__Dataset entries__
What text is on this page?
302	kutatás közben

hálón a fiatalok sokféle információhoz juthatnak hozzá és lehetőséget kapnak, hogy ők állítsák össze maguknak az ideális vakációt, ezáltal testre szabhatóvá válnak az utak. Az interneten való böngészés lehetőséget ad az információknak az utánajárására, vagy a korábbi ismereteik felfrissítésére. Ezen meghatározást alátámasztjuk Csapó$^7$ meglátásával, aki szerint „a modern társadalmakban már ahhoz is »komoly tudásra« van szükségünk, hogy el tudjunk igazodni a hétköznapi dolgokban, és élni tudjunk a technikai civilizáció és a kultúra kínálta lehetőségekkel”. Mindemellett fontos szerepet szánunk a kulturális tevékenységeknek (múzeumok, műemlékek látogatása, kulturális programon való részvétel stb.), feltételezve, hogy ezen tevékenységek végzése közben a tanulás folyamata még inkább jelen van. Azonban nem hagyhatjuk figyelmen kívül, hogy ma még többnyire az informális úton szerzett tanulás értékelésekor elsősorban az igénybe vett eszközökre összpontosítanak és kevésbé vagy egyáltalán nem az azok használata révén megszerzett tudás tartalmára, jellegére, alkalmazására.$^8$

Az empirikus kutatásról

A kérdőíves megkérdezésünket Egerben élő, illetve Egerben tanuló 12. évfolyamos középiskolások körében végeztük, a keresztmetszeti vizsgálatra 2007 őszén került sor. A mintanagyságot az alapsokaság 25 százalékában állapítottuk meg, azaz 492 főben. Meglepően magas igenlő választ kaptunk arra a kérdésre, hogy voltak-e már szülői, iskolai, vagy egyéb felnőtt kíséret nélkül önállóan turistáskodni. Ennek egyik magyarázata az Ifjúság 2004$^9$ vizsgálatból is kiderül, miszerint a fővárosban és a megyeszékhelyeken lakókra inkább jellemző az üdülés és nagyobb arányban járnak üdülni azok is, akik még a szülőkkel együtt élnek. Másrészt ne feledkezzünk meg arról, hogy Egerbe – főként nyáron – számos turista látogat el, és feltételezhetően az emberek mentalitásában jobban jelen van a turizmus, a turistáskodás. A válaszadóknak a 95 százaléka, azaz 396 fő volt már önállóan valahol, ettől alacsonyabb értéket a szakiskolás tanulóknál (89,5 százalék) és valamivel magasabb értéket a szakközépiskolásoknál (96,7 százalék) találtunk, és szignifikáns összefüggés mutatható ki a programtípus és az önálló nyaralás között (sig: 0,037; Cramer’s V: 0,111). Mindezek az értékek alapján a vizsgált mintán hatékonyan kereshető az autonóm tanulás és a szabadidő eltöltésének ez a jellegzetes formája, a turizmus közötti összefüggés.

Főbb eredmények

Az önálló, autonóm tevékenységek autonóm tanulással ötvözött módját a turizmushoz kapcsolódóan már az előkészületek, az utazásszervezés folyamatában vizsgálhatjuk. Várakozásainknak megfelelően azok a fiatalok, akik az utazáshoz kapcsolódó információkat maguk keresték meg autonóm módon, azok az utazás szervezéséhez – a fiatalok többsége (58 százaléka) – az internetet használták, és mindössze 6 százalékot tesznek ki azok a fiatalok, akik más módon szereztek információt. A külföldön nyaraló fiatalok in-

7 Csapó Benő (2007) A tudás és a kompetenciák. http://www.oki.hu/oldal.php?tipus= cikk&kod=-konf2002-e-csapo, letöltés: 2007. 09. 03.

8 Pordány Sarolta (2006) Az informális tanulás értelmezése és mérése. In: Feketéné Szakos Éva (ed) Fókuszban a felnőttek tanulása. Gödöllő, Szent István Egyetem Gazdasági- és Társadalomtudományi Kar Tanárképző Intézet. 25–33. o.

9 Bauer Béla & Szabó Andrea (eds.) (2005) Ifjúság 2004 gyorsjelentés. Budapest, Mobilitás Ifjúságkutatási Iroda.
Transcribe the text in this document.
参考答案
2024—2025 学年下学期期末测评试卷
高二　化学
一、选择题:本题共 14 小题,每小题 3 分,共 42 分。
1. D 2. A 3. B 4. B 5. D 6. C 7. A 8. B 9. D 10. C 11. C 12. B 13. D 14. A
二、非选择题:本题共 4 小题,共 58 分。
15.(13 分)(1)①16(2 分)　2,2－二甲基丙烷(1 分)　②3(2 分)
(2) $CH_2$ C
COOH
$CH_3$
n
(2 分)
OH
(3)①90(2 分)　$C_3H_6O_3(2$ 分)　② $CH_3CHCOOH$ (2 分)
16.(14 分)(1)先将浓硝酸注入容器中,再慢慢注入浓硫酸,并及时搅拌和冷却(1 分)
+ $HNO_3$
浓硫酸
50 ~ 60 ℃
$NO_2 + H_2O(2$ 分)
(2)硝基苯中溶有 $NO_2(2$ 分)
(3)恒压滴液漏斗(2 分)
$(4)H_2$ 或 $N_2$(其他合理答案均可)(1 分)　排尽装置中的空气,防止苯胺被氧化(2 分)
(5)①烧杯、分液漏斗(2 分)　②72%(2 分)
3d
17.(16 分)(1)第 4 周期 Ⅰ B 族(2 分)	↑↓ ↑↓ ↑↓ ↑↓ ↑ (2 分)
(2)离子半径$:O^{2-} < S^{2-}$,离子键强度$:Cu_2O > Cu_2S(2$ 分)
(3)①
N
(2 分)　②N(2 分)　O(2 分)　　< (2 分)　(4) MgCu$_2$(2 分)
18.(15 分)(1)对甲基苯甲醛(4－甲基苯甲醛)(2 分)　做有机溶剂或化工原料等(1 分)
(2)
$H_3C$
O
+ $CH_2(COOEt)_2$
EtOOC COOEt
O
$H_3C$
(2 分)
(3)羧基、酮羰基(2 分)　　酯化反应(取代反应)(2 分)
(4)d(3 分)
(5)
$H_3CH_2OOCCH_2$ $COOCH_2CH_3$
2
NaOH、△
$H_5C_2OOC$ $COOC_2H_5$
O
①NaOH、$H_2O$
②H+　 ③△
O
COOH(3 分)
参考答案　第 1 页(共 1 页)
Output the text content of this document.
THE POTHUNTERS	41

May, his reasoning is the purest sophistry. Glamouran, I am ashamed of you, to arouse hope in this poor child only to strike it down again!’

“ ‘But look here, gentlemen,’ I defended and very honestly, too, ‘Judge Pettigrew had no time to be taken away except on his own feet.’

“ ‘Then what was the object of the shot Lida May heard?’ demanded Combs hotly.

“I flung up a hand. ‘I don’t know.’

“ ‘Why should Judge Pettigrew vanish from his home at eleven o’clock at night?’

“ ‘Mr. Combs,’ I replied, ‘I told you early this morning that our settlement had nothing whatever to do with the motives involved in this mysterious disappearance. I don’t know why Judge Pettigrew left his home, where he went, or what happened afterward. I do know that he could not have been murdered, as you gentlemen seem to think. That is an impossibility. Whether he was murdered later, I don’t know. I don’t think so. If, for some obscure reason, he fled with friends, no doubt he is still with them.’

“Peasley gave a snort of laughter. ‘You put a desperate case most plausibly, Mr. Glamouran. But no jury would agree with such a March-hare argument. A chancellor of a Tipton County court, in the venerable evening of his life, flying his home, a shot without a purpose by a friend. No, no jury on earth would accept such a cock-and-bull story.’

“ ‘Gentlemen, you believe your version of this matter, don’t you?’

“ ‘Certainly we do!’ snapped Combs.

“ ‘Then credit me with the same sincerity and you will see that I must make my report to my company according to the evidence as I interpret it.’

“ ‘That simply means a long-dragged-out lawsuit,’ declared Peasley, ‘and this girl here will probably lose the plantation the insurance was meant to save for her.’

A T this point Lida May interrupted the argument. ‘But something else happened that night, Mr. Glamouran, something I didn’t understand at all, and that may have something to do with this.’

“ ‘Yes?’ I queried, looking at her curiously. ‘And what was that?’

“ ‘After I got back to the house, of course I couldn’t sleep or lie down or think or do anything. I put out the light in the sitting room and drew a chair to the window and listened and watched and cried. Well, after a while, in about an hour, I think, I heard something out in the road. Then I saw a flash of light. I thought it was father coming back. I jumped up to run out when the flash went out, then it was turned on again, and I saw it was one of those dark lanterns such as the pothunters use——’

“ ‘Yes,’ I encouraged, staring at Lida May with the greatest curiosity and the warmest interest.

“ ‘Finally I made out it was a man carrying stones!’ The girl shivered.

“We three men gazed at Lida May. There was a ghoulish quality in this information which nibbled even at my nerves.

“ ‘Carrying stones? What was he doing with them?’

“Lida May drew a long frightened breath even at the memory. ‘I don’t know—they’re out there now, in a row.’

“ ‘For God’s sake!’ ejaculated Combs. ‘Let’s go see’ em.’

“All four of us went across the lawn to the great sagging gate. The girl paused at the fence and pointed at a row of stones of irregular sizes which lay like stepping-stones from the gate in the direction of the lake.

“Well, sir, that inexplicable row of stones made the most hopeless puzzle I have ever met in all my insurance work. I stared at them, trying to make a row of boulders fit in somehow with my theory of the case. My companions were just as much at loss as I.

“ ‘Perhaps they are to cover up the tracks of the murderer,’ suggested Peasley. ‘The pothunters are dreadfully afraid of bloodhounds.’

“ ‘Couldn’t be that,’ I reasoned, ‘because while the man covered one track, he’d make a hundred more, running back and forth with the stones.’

__DIRECTIONS__
Make a list of all lines in the data that contain "will".

__ANSWER TO THE TASK__
“ ‘Then credit me with the same sincerity and you will see that I must make my report to my company according to the evidence as I interpret it.’
“ ‘That simply means a long-dragged-out lawsuit,’ declared Peasley, ‘and this girl here will probably lose the plantation the insurance was meant to save for her.’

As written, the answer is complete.